## [EXTRACT]
Nairobi Briefings (OEWG-2 Official Session 4)

The second session of the ad hoc Open-Ended Working Group (OEWG-2) on the Science-Policy Panel on Chemicals, Waste and Pollution Prevention is taking place in Nairobi, Kenya, from December 11 to December 15, 2023. Three IPCP Board Members are in attendance and are providing their daily summaries.

Today the Science & Technology Major Group made plans to organize a group open to scientists that would focus on the development of the SPP from OEWG-2 to OEWG-3 and on to the actual establishment of the SPP by an intergovernmental meeting after OEWG-3, and possibly also continue to work on a longer-term basis to provide input to the SPP’s work when it is established.

In the morning plenary, contact groups (i) and (ii) reported back to the plenary and asked for more time to continue their work on conflict of interest, operational principles, capacity building, and institutional arrangements. The plenary decided to provide more time for this work, but there were also voices pointing out that progress was rather slow and there was only today (Thursday) left for contact-group work while many unresolved questions remained in all the in-session documents (see tab “in-session documents” on the OEWG-2 page). It became clear that the OEWG-2 meeting would mainly collect all the different views and opinions, reflected by different versions of the text of the in-session documents, but that the diverging views would not be reconciled, implying that many important issues would be resolved only at OEWG-3 in Geneva in June 2024. The plenary adopted a provisional agenda for OEWG-3. Two additional contact groups on work-related processes and procedures and on intersessional work, i.e. work between OEWG-2 and OEWG-3, were also established.

## [WHAT THIS TASK INVOLVES]
According to the Nairobi briefing, where and when will OEWG-3 be held? The lines that come next have no connection to the briefing.

## [RECORD EXTRACTS]

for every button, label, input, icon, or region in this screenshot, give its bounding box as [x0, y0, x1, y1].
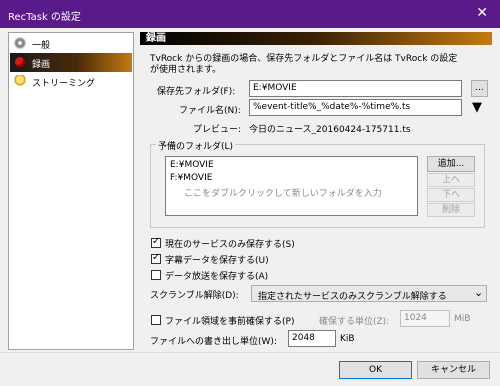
- scramble-label: スクランブル解除(D):: [150, 291, 239, 301]
- add-button[interactable]: 追加...: [427, 156, 475, 172]
- delete-button[interactable]: 削除: [427, 203, 475, 217]
- sidebar-item-streaming[interactable]: ストリーミング: [10, 72, 132, 91]
- save-data-broadcast-checkbox[interactable]: [151, 270, 161, 280]
- write-unit-label: ファイルへの書き出し単位(W):: [150, 337, 277, 347]
- save-folder-input[interactable]: E:¥MOVIE: [249, 80, 462, 97]
- preallocate-unit-label: 確保する単位(Z):: [319, 317, 390, 327]
- list-item[interactable]: E:¥MOVIE: [170, 160, 214, 170]
- preview-value: 今日のニュース_20160424-175711.ts: [249, 125, 411, 135]
- scramble-value: 指定されたサービスのみスクランブル解除する: [258, 292, 447, 302]
- sidebar-item-label: 録画: [32, 60, 51, 70]
- spare-folders-legend: 予備のフォルダ(L): [156, 139, 236, 152]
- down-button[interactable]: 下へ: [427, 188, 475, 202]
- save-subtitles-label[interactable]: 字幕データを保存する(U): [165, 253, 269, 266]
- up-button[interactable]: 上へ: [427, 173, 475, 187]
- file-name-label: ファイル名(N):: [179, 106, 241, 116]
- write-unit-suffix: KiB: [340, 334, 355, 344]
- list-hint[interactable]: ここをダブルクリックして新しいフォルダを入力: [184, 186, 382, 199]
- sidebar-item-general[interactable]: 一般: [10, 34, 132, 53]
- close-icon[interactable]: ✕: [476, 5, 488, 21]
- sidebar-item-recording[interactable]: 録画: [10, 53, 132, 72]
- ok-button[interactable]: OK: [339, 361, 412, 379]
- record-icon: [15, 57, 25, 67]
- scramble-select[interactable]: 指定されたサービスのみスクランブル解除する ⌄: [251, 285, 487, 302]
- cancel-button[interactable]: キャンセル: [417, 361, 490, 379]
- window-title: RecTask の設定: [8, 12, 81, 23]
- description-line2: が使用されます。: [150, 65, 222, 75]
- preallocate-unit-suffix: MiB: [454, 314, 471, 324]
- write-unit-input[interactable]: 2048: [288, 330, 336, 347]
- save-subtitles-checkbox[interactable]: [151, 252, 161, 264]
- gear-icon: [14, 37, 26, 49]
- file-name-input[interactable]: %event-title%_%date%-%time%.ts: [249, 99, 462, 116]
- save-data-broadcast-label[interactable]: データ放送を保存する(A): [165, 269, 268, 282]
- browse-button[interactable]: ...: [471, 80, 488, 97]
- file-name-menu-icon[interactable]: ▼: [472, 100, 482, 115]
- preallocate-checkbox[interactable]: [151, 315, 161, 325]
- preallocate-label[interactable]: ファイル領域を事前確保する(P): [165, 314, 294, 327]
- current-service-only-label[interactable]: 現在のサービスのみ保存する(S): [165, 237, 295, 250]
- sidebar: 一般 録画 ストリーミング: [8, 32, 134, 350]
- preview-label: プレビュー:: [193, 125, 242, 135]
- sidebar-item-label: ストリーミング: [32, 79, 96, 89]
- section-header: 録画: [140, 32, 492, 45]
- preallocate-unit-input[interactable]: 1024: [400, 310, 450, 327]
- list-item[interactable]: F:¥MOVIE: [170, 173, 212, 183]
- chevron-down-icon: ⌄: [474, 286, 484, 299]
- sidebar-item-label: 一般: [32, 41, 51, 51]
- spare-folders-list[interactable]: E:¥MOVIE F:¥MOVIE ここをダブルクリックして新しいフォルダを入力: [165, 156, 418, 216]
- dialog-footer: OK キャンセル: [0, 352, 500, 386]
- save-folder-label: 保存先フォルダ(F):: [157, 87, 236, 97]
- bulb-icon: [14, 75, 26, 87]
- current-service-only-checkbox[interactable]: [151, 236, 161, 248]
- title-bar: RecTask の設定 ✕: [0, 0, 500, 28]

## [SOLUTION]
In Geneva in June 2024.